**SUPPLIED DATA**
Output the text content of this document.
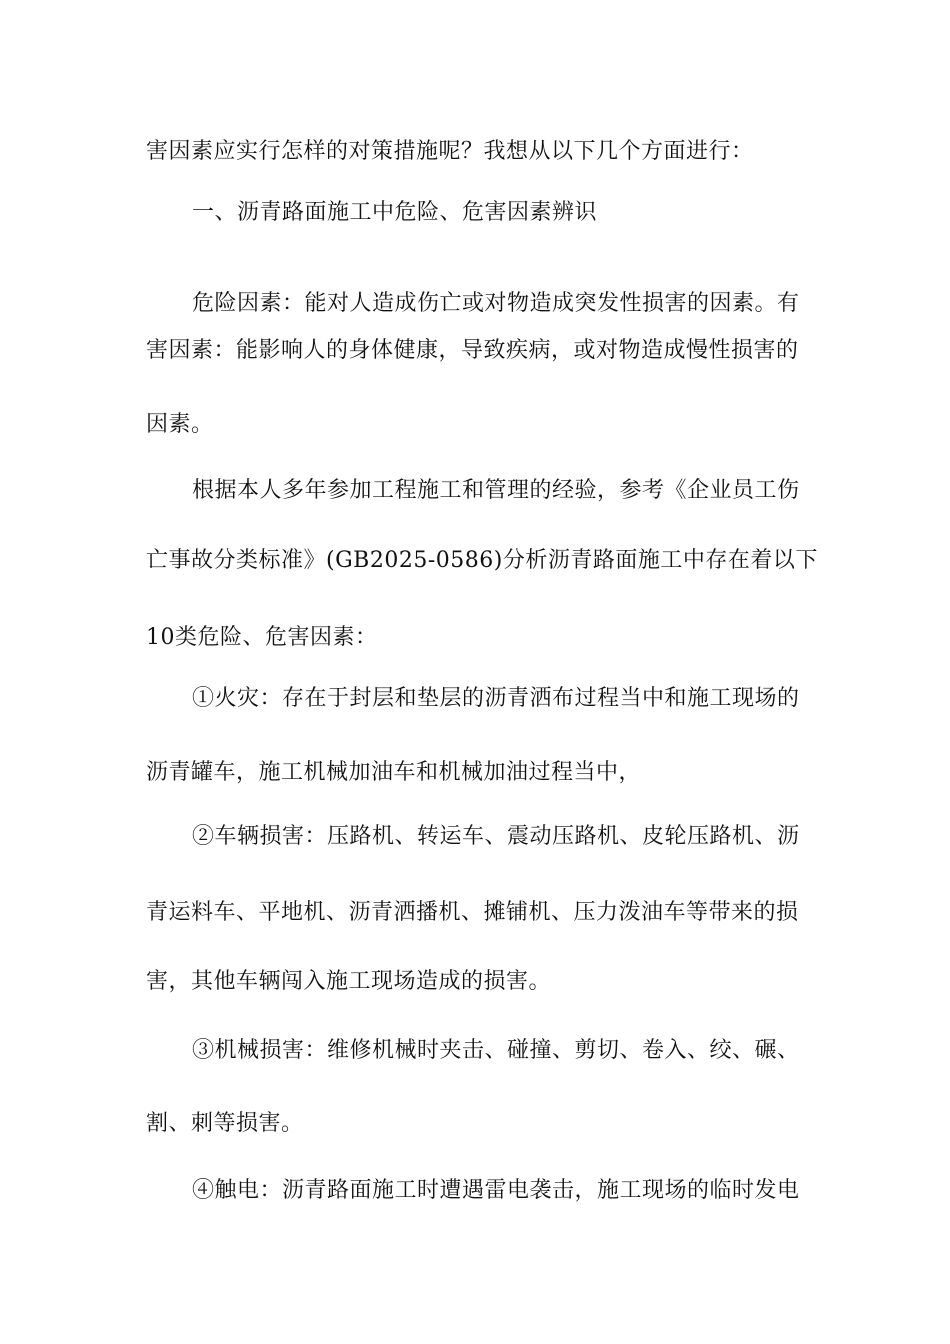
害因素应实行怎样的对策措施呢？我想从以下几个方面进行：
一、沥青路面施工中危险、危害因素辨识
危险因素：能对人造成伤亡或对物造成突发性损害的因素。有
害因素：能影响人的身体健康，导致疾病，或对物造成慢性损害的
因素。
根据本人多年参加工程施工和管理的经验，参考《企业员工伤
亡事故分类标准》(GB2025-0586)分析沥青路面施工中存在着以下
10类危险、危害因素：
①火灾：存在于封层和垫层的沥青洒布过程当中和施工现场的
沥青罐车，施工机械加油车和机械加油过程当中，
②车辆损害：压路机、转运车、震动压路机、皮轮压路机、沥
青运料车、平地机、沥青洒播机、摊铺机、压力泼油车等带来的损
害，其他车辆闯入施工现场造成的损害。
③机械损害：维修机械时夹击、碰撞、剪切、卷入、绞、碾、
割、刺等损害。
④触电：沥青路面施工时遭遇雷电袭击，施工现场的临时发电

**TASK PROMPT**
Reproduce the data word for word, excluding its pictures.

**EXERCISE RESULT**
Output the text content of this document.
害因素应实行怎样的对策措施呢？我想从以下几个方面进行：
一、沥青路面施工中危险、危害因素辨识
危险因素：能对人造成伤亡或对物造成突发性损害的因素。有
害因素：能影响人的身体健康，导致疾病，或对物造成慢性损害的
因素。
根据本人多年参加工程施工和管理的经验，参考《企业员工伤
亡事故分类标准》(GB2025-0586)分析沥青路面施工中存在着以下
10类危险、危害因素：
①火灾：存在于封层和垫层的沥青洒布过程当中和施工现场的
沥青罐车，施工机械加油车和机械加油过程当中，
②车辆损害：压路机、转运车、震动压路机、皮轮压路机、沥
青运料车、平地机、沥青洒播机、摊铺机、压力泼油车等带来的损
害，其他车辆闯入施工现场造成的损害。
③机械损害：维修机械时夹击、碰撞、剪切、卷入、绞、碾、
割、刺等损害。
④触电：沥青路面施工时遭遇雷电袭击，施工现场的临时发电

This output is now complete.